## PROBLEM TO WORK ON
Below is a listing; write it out exactly and drop any images from it.
____
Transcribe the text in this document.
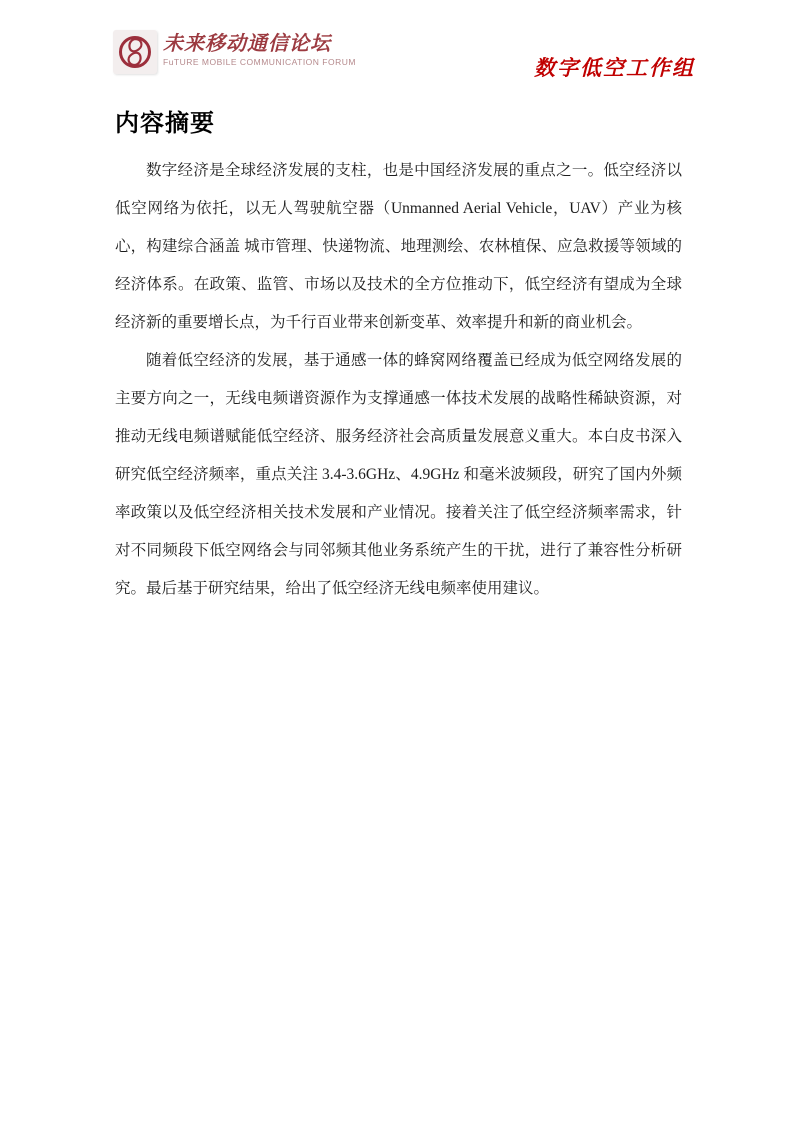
未来移动通信论坛
FuTURE MOBILE COMMUNICATION FORUM	数字低空工作组
内容摘要

数字经济是全球经济发展的支柱，也是中国经济发展的重点之一。低空经济以低空网络为依托，以无人驾驶航空器（Unmanned Aerial Vehicle，UAV）产业为核心，构建综合涵盖 城市管理、快递物流、地理测绘、农林植保、应急救援等领域的经济体系。在政策、监管、市场以及技术的全方位推动下，低空经济有望成为全球经济新的重要增长点，为千行百业带来创新变革、效率提升和新的商业机会。

随着低空经济的发展，基于通感一体的蜂窝网络覆盖已经成为低空网络发展的主要方向之一，无线电频谱资源作为支撑通感一体技术发展的战略性稀缺资源，对推动无线电频谱赋能低空经济、服务经济社会高质量发展意义重大。本白皮书深入研究低空经济频率，重点关注 3.4-3.6GHz、4.9GHz 和毫米波频段，研究了国内外频率政策以及低空经济相关技术发展和产业情况。接着关注了低空经济频率需求，针对不同频段下低空网络会与同邻频其他业务系统产生的干扰，进行了兼容性分析研究。最后基于研究结果，给出了低空经济无线电频率使用建议。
____
## WORKED ANSWER
Transcribe the text in this document.
未来移动通信论坛
FuTURE MOBILE COMMUNICATION FORUM	数字低空工作组
内容摘要

数字经济是全球经济发展的支柱，也是中国经济发展的重点之一。低空经济以低空网络为依托，以无人驾驶航空器（Unmanned Aerial Vehicle，UAV）产业为核心，构建综合涵盖 城市管理、快递物流、地理测绘、农林植保、应急救援等领域的经济体系。在政策、监管、市场以及技术的全方位推动下，低空经济有望成为全球经济新的重要增长点，为千行百业带来创新变革、效率提升和新的商业机会。

随着低空经济的发展，基于通感一体的蜂窝网络覆盖已经成为低空网络发展的主要方向之一，无线电频谱资源作为支撑通感一体技术发展的战略性稀缺资源，对推动无线电频谱赋能低空经济、服务经济社会高质量发展意义重大。本白皮书深入研究低空经济频率，重点关注 3.4-3.6GHz、4.9GHz 和毫米波频段，研究了国内外频率政策以及低空经济相关技术发展和产业情况。接着关注了低空经济频率需求，针对不同频段下低空网络会与同邻频其他业务系统产生的干扰，进行了兼容性分析研究。最后基于研究结果，给出了低空经济无线电频率使用建议。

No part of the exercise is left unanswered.